### Short problem:
Locate each line below that includes "edgecolor" and reproduce it.

### Data for processing:
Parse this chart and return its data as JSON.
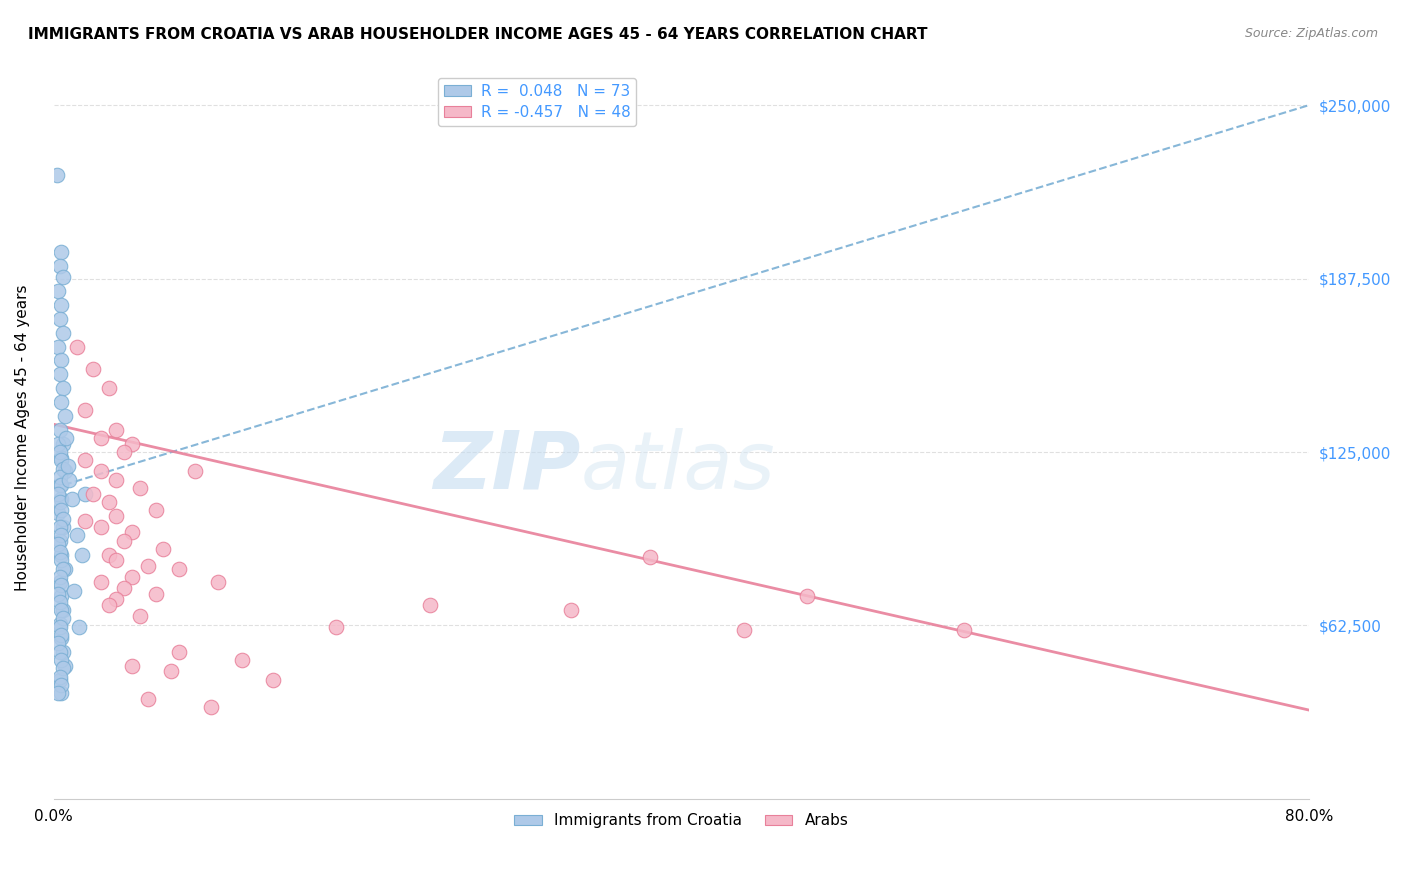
{
  "title": "IMMIGRANTS FROM CROATIA VS ARAB HOUSEHOLDER INCOME AGES 45 - 64 YEARS CORRELATION CHART",
  "source": "Source: ZipAtlas.com",
  "ylabel": "Householder Income Ages 45 - 64 years",
  "ytick_labels": [
    "$62,500",
    "$125,000",
    "$187,500",
    "$250,000"
  ],
  "ytick_values": [
    62500,
    125000,
    187500,
    250000
  ],
  "xlim": [
    0.0,
    80.0
  ],
  "ylim": [
    0,
    260000
  ],
  "legend_entries": [
    {
      "label": "R =  0.048   N = 73",
      "facecolor": "#aec9e8",
      "edgecolor": "#7aafd4"
    },
    {
      "label": "R = -0.457   N = 48",
      "facecolor": "#f5b8c8",
      "edgecolor": "#e8809a"
    }
  ],
  "blue_dot_color": "#aec9e8",
  "blue_dot_edge": "#7aafd4",
  "pink_dot_color": "#f5b8c8",
  "pink_dot_edge": "#e8809a",
  "blue_line_color": "#7aafd4",
  "pink_line_color": "#e8809a",
  "blue_line": {
    "x0": 0,
    "y0": 112000,
    "x1": 80,
    "y1": 250000
  },
  "pink_line": {
    "x0": 0,
    "y0": 135000,
    "x1": 80,
    "y1": 32000
  },
  "croatia_scatter": [
    [
      0.2,
      225000
    ],
    [
      0.5,
      197000
    ],
    [
      0.4,
      192000
    ],
    [
      0.6,
      188000
    ],
    [
      0.3,
      183000
    ],
    [
      0.5,
      178000
    ],
    [
      0.4,
      173000
    ],
    [
      0.6,
      168000
    ],
    [
      0.3,
      163000
    ],
    [
      0.5,
      158000
    ],
    [
      0.4,
      153000
    ],
    [
      0.6,
      148000
    ],
    [
      0.5,
      143000
    ],
    [
      0.7,
      138000
    ],
    [
      0.4,
      133000
    ],
    [
      0.6,
      128000
    ],
    [
      0.5,
      123000
    ],
    [
      0.7,
      118000
    ],
    [
      0.4,
      113000
    ],
    [
      0.5,
      108000
    ],
    [
      0.3,
      103000
    ],
    [
      0.6,
      98000
    ],
    [
      0.4,
      93000
    ],
    [
      0.5,
      88000
    ],
    [
      0.7,
      83000
    ],
    [
      0.4,
      78000
    ],
    [
      0.5,
      73000
    ],
    [
      0.6,
      68000
    ],
    [
      0.4,
      63000
    ],
    [
      0.5,
      58000
    ],
    [
      0.6,
      53000
    ],
    [
      0.7,
      48000
    ],
    [
      0.4,
      43000
    ],
    [
      0.5,
      38000
    ],
    [
      0.3,
      128000
    ],
    [
      0.4,
      125000
    ],
    [
      0.5,
      122000
    ],
    [
      0.6,
      119000
    ],
    [
      0.4,
      116000
    ],
    [
      0.5,
      113000
    ],
    [
      0.3,
      110000
    ],
    [
      0.4,
      107000
    ],
    [
      0.5,
      104000
    ],
    [
      0.6,
      101000
    ],
    [
      0.4,
      98000
    ],
    [
      0.5,
      95000
    ],
    [
      0.3,
      92000
    ],
    [
      0.4,
      89000
    ],
    [
      0.5,
      86000
    ],
    [
      0.6,
      83000
    ],
    [
      0.4,
      80000
    ],
    [
      0.5,
      77000
    ],
    [
      0.3,
      74000
    ],
    [
      0.4,
      71000
    ],
    [
      0.5,
      68000
    ],
    [
      0.6,
      65000
    ],
    [
      0.4,
      62000
    ],
    [
      0.5,
      59000
    ],
    [
      0.3,
      56000
    ],
    [
      0.4,
      53000
    ],
    [
      0.5,
      50000
    ],
    [
      0.6,
      47000
    ],
    [
      0.4,
      44000
    ],
    [
      0.5,
      41000
    ],
    [
      0.3,
      38000
    ],
    [
      1.0,
      115000
    ],
    [
      1.2,
      108000
    ],
    [
      1.5,
      95000
    ],
    [
      1.8,
      88000
    ],
    [
      2.0,
      110000
    ],
    [
      1.3,
      75000
    ],
    [
      1.6,
      62000
    ],
    [
      0.8,
      130000
    ],
    [
      0.9,
      120000
    ]
  ],
  "arab_scatter": [
    [
      1.5,
      163000
    ],
    [
      2.5,
      155000
    ],
    [
      3.5,
      148000
    ],
    [
      2.0,
      140000
    ],
    [
      4.0,
      133000
    ],
    [
      3.0,
      130000
    ],
    [
      5.0,
      128000
    ],
    [
      4.5,
      125000
    ],
    [
      2.0,
      122000
    ],
    [
      3.0,
      118000
    ],
    [
      4.0,
      115000
    ],
    [
      5.5,
      112000
    ],
    [
      2.5,
      110000
    ],
    [
      3.5,
      107000
    ],
    [
      9.0,
      118000
    ],
    [
      6.5,
      104000
    ],
    [
      4.0,
      102000
    ],
    [
      2.0,
      100000
    ],
    [
      3.0,
      98000
    ],
    [
      5.0,
      96000
    ],
    [
      4.5,
      93000
    ],
    [
      7.0,
      90000
    ],
    [
      3.5,
      88000
    ],
    [
      4.0,
      86000
    ],
    [
      6.0,
      84000
    ],
    [
      8.0,
      83000
    ],
    [
      5.0,
      80000
    ],
    [
      3.0,
      78000
    ],
    [
      4.5,
      76000
    ],
    [
      6.5,
      74000
    ],
    [
      10.5,
      78000
    ],
    [
      4.0,
      72000
    ],
    [
      3.5,
      70000
    ],
    [
      5.5,
      66000
    ],
    [
      18.0,
      62000
    ],
    [
      38.0,
      87000
    ],
    [
      48.0,
      73000
    ],
    [
      8.0,
      53000
    ],
    [
      12.0,
      50000
    ],
    [
      5.0,
      48000
    ],
    [
      7.5,
      46000
    ],
    [
      14.0,
      43000
    ],
    [
      24.0,
      70000
    ],
    [
      33.0,
      68000
    ],
    [
      6.0,
      36000
    ],
    [
      10.0,
      33000
    ],
    [
      44.0,
      61000
    ],
    [
      58.0,
      61000
    ]
  ],
  "legend_top": {
    "label1": "R =  0.048   N = 73",
    "label2": "R = -0.457   N = 48"
  },
  "bottom_legend": {
    "label1": "Immigrants from Croatia",
    "label2": "Arabs"
  },
  "watermark_zip_color": "#c5dcf0",
  "watermark_atlas_color": "#c5dcf0",
  "grid_color": "#e0e0e0",
  "title_fontsize": 11,
  "label_fontsize": 11,
  "tick_fontsize": 11,
  "right_tick_color": "#4499ff"
}
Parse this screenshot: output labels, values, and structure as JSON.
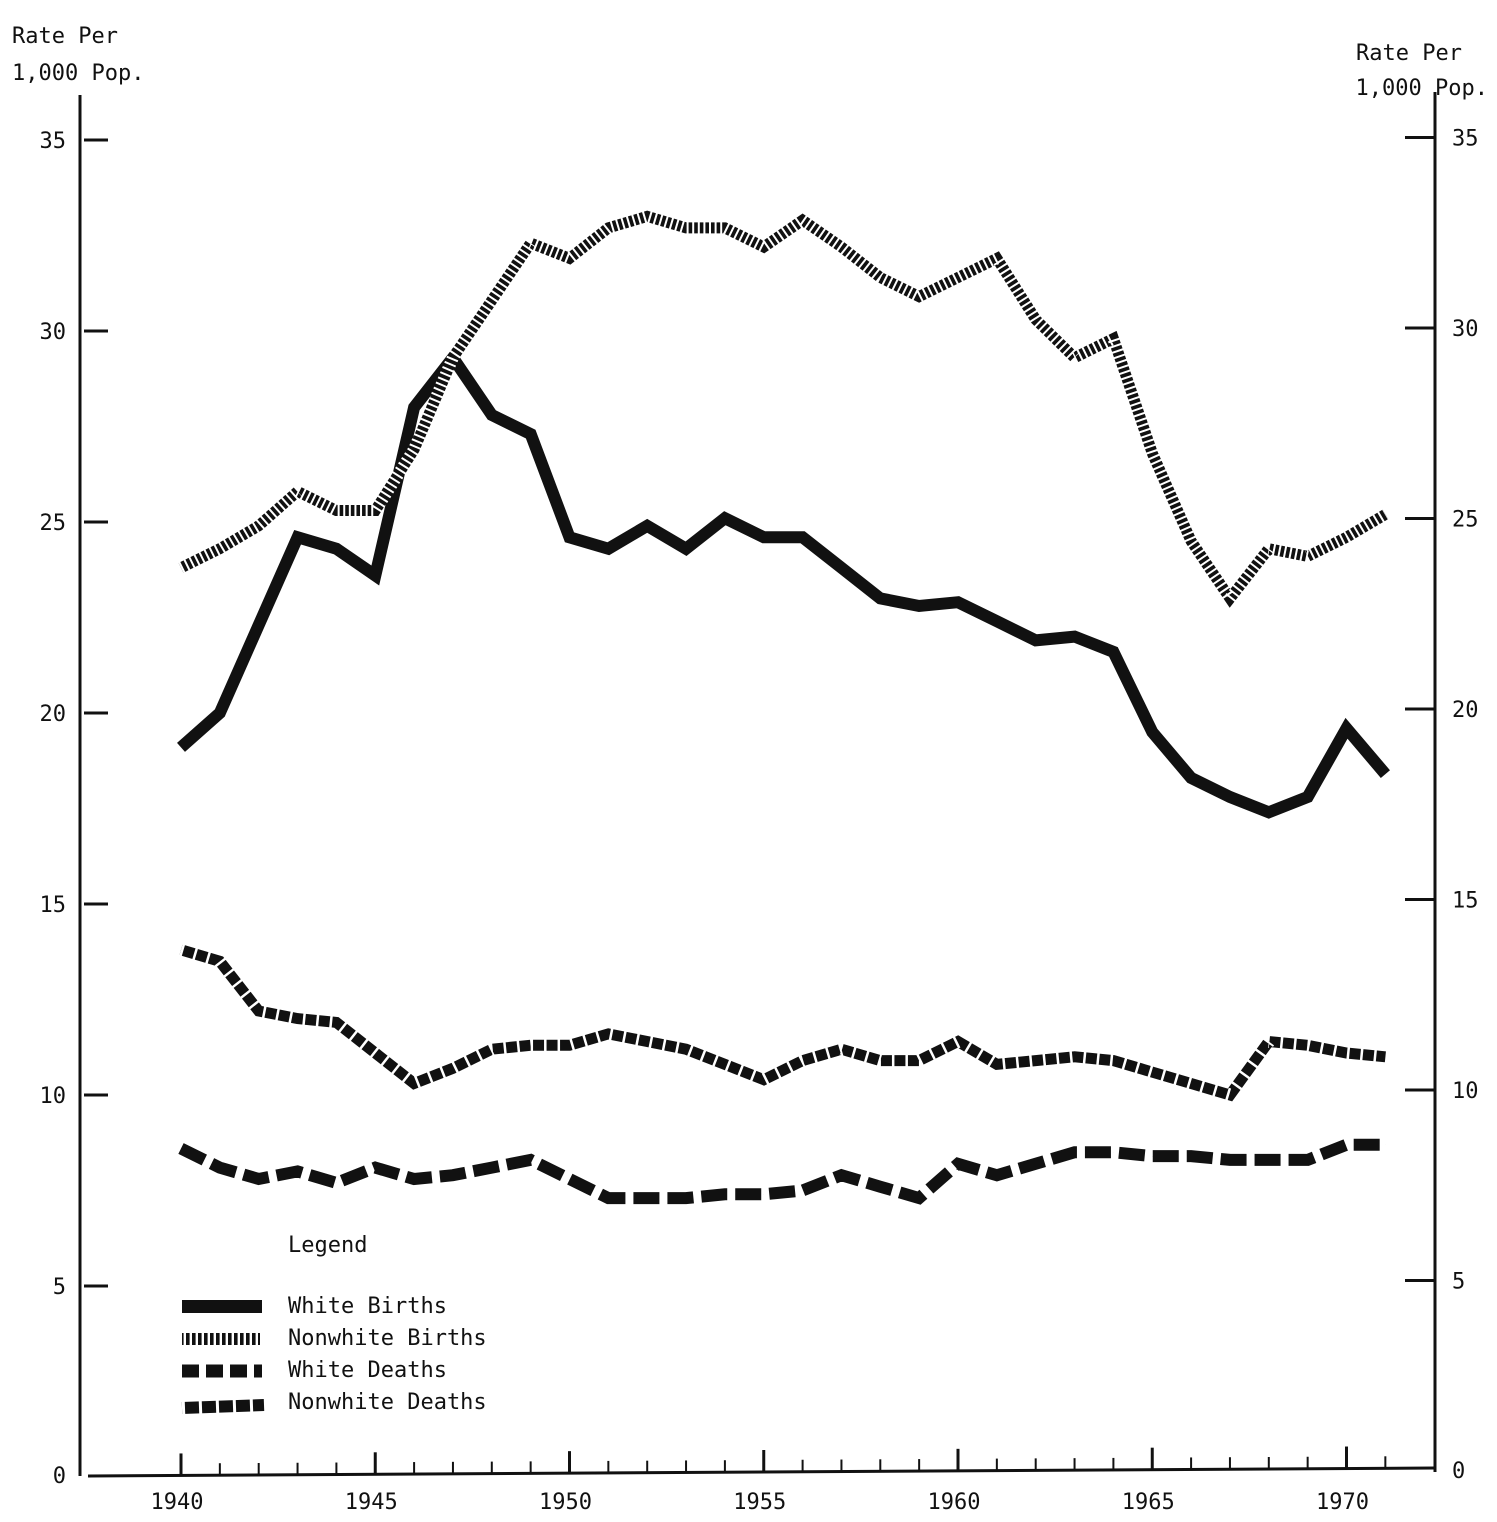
{
  "chart_data": {
    "type": "line",
    "y_axis_title_left": [
      "Rate Per",
      "1,000 Pop."
    ],
    "y_axis_title_right": [
      "Rate Per",
      "1,000 Pop."
    ],
    "xlim": [
      1937.5,
      1972.5
    ],
    "ylim": [
      0,
      35
    ],
    "x_ticks": [
      1940,
      1945,
      1950,
      1955,
      1960,
      1965,
      1970
    ],
    "y_ticks": [
      0,
      5,
      10,
      15,
      20,
      25,
      30,
      35
    ],
    "legend_title": "Legend",
    "legend_position": "bottom-left",
    "grid": false,
    "x": [
      1940,
      1941,
      1942,
      1943,
      1944,
      1945,
      1946,
      1947,
      1948,
      1949,
      1950,
      1951,
      1952,
      1953,
      1954,
      1955,
      1956,
      1957,
      1958,
      1959,
      1960,
      1961,
      1962,
      1963,
      1964,
      1965,
      1966,
      1967,
      1968,
      1969,
      1970,
      1971
    ],
    "series": [
      {
        "name": "White Births",
        "style": "solid",
        "values": [
          19.1,
          20.0,
          22.3,
          24.6,
          24.3,
          23.6,
          28.0,
          29.3,
          27.8,
          27.3,
          24.6,
          24.3,
          24.9,
          24.3,
          25.1,
          24.6,
          24.6,
          23.8,
          23.0,
          22.8,
          22.9,
          22.4,
          21.9,
          22.0,
          21.6,
          19.5,
          18.3,
          17.8,
          17.4,
          17.8,
          19.6,
          18.4
        ]
      },
      {
        "name": "Nonwhite Births",
        "style": "dotted",
        "values": [
          23.8,
          24.3,
          24.9,
          25.8,
          25.3,
          25.3,
          26.9,
          29.3,
          30.8,
          32.3,
          31.9,
          32.7,
          33.0,
          32.7,
          32.7,
          32.2,
          32.9,
          32.2,
          31.4,
          30.9,
          31.4,
          31.9,
          30.3,
          29.3,
          29.8,
          26.8,
          24.5,
          23.0,
          24.3,
          24.1,
          24.6,
          25.2
        ]
      },
      {
        "name": "White Deaths",
        "style": "dashed",
        "values": [
          8.6,
          8.1,
          7.8,
          8.0,
          7.7,
          8.1,
          7.8,
          7.9,
          8.1,
          8.3,
          7.8,
          7.3,
          7.3,
          7.3,
          7.4,
          7.4,
          7.5,
          7.9,
          7.6,
          7.3,
          8.2,
          7.9,
          8.2,
          8.5,
          8.5,
          8.4,
          8.4,
          8.3,
          8.3,
          8.3,
          8.7,
          8.7
        ]
      },
      {
        "name": "Nonwhite Deaths",
        "style": "hatched",
        "values": [
          13.8,
          13.5,
          12.2,
          12.0,
          11.9,
          11.1,
          10.3,
          10.7,
          11.2,
          11.3,
          11.3,
          11.6,
          11.4,
          11.2,
          10.8,
          10.4,
          10.9,
          11.2,
          10.9,
          10.9,
          11.4,
          10.8,
          10.9,
          11.0,
          10.9,
          10.6,
          10.3,
          10.0,
          11.4,
          11.3,
          11.1,
          11.0
        ]
      }
    ]
  }
}
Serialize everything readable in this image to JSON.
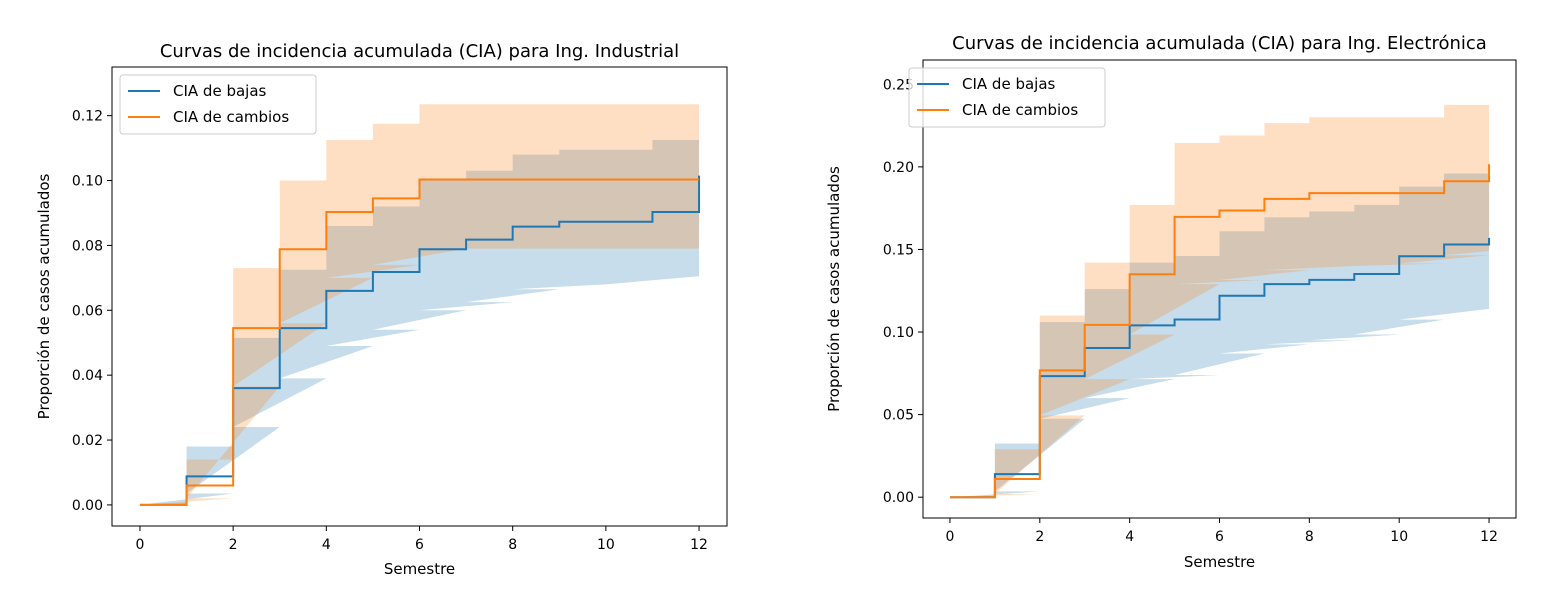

### Full answer:
      "edgecolor": "#7aafd4"
      "edgecolor": "#e8809a"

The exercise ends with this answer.